* RECORDS PROVIDED *
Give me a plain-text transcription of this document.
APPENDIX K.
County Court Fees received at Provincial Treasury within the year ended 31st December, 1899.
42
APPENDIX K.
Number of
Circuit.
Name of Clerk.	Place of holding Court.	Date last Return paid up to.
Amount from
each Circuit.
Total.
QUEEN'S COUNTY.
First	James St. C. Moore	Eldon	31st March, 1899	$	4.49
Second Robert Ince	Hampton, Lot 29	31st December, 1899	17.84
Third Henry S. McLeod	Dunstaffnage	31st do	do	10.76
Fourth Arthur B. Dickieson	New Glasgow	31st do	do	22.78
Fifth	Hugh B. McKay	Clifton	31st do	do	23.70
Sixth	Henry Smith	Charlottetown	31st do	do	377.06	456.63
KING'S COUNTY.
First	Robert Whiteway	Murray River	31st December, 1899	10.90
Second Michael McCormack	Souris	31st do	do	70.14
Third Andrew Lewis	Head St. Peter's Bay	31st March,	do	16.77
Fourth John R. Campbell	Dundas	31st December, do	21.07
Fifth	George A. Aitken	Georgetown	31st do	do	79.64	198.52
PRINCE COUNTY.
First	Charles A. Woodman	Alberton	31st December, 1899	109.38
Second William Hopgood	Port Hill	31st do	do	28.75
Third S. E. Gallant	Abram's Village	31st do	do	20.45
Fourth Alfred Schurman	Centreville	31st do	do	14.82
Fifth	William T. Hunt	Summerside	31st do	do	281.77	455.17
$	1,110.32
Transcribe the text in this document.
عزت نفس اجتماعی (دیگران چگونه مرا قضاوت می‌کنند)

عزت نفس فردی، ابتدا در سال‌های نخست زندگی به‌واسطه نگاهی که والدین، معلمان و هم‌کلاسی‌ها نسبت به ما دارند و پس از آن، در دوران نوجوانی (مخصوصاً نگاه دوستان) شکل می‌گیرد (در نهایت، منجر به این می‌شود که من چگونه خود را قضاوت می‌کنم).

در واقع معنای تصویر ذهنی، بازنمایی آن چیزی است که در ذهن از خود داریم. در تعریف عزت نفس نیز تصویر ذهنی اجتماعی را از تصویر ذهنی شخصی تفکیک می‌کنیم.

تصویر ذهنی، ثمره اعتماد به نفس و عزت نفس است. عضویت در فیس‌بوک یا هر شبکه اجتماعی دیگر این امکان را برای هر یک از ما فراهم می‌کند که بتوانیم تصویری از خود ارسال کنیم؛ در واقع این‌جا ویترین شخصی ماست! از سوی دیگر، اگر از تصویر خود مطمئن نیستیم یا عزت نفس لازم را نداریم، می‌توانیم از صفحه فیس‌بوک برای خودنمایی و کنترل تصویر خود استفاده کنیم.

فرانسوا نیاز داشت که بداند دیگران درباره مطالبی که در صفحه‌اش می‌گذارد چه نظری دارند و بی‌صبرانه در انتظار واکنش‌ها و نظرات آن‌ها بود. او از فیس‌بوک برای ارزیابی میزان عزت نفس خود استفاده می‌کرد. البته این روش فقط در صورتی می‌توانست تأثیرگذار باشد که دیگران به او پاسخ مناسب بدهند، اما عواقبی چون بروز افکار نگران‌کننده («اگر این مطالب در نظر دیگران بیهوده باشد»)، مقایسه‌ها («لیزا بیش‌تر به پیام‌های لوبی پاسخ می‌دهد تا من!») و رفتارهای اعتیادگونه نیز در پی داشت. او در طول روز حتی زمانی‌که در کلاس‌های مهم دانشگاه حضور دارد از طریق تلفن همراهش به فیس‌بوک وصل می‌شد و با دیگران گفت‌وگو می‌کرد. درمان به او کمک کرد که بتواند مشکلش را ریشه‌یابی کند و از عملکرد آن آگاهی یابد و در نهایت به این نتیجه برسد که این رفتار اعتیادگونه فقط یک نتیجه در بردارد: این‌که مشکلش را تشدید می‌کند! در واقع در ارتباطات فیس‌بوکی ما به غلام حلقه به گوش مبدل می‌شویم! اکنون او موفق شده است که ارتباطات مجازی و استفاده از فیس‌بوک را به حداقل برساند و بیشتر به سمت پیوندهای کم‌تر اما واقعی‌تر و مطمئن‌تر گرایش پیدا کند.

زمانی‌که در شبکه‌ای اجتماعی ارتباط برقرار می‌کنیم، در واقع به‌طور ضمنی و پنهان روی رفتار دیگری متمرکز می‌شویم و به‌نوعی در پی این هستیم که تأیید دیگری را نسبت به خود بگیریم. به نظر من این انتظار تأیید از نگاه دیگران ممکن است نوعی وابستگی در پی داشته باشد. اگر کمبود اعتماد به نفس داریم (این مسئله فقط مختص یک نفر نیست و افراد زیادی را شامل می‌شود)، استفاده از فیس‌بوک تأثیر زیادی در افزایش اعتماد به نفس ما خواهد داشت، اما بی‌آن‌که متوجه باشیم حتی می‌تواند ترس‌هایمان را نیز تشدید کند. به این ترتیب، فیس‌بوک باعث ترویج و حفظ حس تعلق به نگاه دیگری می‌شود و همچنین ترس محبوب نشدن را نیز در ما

* GOAL *
Show every line of the listing in which the string "تصویر" can be found.

* REPLY TO THE TASK *
در واقع معنای تصویر ذهنی، بازنمایی آن چیزی است که در ذهن از خود داریم. در تعریف عزت نفس نیز تصویر ذهنی اجتماعی را از تصویر ذهنی شخصی تفکیک می‌کنیم.
تصویر ذهنی، ثمره اعتماد به نفس و عزت نفس است. عضویت در فیس‌بوک یا هر شبکه اجتماعی دیگر این امکان را برای هر یک از ما فراهم می‌کند که بتوانیم تصویری از خود ارسال کنیم؛ در واقع این‌جا ویترین شخصی ماست! از سوی دیگر، اگر از تصویر خود مطمئن نیستیم یا عزت نفس لازم را نداریم، می‌توانیم از صفحه فیس‌بوک برای خودنمایی و کنترل تصویر خود استفاده کنیم.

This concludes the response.